Stored data entries:

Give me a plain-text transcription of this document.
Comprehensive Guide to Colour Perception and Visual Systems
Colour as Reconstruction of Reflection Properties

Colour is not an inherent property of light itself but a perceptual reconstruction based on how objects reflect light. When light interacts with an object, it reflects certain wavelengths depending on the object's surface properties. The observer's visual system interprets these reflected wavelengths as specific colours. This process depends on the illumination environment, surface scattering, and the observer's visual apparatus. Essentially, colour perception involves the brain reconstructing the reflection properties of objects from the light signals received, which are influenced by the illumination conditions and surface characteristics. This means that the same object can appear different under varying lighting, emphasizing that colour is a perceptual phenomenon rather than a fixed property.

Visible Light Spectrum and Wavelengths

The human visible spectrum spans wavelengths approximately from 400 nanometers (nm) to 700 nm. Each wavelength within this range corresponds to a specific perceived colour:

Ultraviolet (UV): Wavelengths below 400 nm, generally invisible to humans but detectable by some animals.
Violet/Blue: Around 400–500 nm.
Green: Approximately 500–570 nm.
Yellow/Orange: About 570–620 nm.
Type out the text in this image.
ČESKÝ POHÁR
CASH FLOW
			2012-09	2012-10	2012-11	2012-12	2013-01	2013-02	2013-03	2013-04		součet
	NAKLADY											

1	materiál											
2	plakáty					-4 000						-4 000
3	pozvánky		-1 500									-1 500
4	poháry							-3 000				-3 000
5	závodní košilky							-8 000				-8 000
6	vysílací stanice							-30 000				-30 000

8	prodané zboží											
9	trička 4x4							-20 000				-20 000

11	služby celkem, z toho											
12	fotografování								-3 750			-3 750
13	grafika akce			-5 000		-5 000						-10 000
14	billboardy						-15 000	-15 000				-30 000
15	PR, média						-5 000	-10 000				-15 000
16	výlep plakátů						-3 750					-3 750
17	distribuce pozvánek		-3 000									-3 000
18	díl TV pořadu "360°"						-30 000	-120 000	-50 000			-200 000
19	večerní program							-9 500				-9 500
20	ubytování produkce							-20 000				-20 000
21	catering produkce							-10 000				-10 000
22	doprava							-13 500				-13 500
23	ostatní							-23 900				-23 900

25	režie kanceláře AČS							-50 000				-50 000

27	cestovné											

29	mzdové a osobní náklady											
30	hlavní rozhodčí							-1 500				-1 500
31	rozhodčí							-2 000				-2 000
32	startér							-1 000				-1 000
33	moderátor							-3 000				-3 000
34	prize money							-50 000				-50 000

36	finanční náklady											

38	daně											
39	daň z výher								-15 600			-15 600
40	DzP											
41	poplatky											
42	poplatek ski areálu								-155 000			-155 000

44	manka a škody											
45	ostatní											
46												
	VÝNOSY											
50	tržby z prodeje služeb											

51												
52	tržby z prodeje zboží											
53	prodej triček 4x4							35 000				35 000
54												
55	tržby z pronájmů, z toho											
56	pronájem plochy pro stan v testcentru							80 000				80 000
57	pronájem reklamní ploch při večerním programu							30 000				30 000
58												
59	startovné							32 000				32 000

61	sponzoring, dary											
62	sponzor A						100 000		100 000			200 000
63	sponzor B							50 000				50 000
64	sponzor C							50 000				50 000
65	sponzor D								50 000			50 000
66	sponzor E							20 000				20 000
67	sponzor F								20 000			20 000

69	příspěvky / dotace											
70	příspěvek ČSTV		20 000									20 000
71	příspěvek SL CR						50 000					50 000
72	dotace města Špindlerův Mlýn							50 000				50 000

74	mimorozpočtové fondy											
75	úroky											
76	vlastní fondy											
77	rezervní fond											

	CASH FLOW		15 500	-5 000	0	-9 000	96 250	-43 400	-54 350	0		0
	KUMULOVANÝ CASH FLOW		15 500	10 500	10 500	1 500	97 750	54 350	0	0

--

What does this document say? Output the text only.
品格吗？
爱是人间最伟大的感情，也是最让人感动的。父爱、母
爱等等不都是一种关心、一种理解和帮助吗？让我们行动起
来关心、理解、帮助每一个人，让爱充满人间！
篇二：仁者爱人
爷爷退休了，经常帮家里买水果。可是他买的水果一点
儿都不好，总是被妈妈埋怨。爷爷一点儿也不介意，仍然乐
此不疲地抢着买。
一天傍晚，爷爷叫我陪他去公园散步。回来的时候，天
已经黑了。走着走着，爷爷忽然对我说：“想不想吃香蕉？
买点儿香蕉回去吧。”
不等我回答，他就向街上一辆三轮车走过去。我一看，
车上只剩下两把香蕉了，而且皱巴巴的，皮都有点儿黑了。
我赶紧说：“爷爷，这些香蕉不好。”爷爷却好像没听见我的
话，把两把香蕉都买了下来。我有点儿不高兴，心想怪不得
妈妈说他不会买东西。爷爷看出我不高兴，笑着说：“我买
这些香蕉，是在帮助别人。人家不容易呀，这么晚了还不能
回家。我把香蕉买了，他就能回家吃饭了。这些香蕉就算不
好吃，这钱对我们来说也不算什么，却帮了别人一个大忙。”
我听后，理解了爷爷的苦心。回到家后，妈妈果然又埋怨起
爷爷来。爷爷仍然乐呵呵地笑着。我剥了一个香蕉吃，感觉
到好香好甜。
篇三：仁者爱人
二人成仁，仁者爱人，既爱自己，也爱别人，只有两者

**AIM:** Copy all lines from the listing that contain "CASH".

**SOLUTION FOR THIS PROBLEM:**
CASH FLOW
	CASH FLOW		15 500	-5 000	0	-9 000	96 250	-43 400	-54 350	0		0
	KUMULOVANÝ CASH FLOW		15 500	10 500	10 500	1 500	97 750	54 350	0	0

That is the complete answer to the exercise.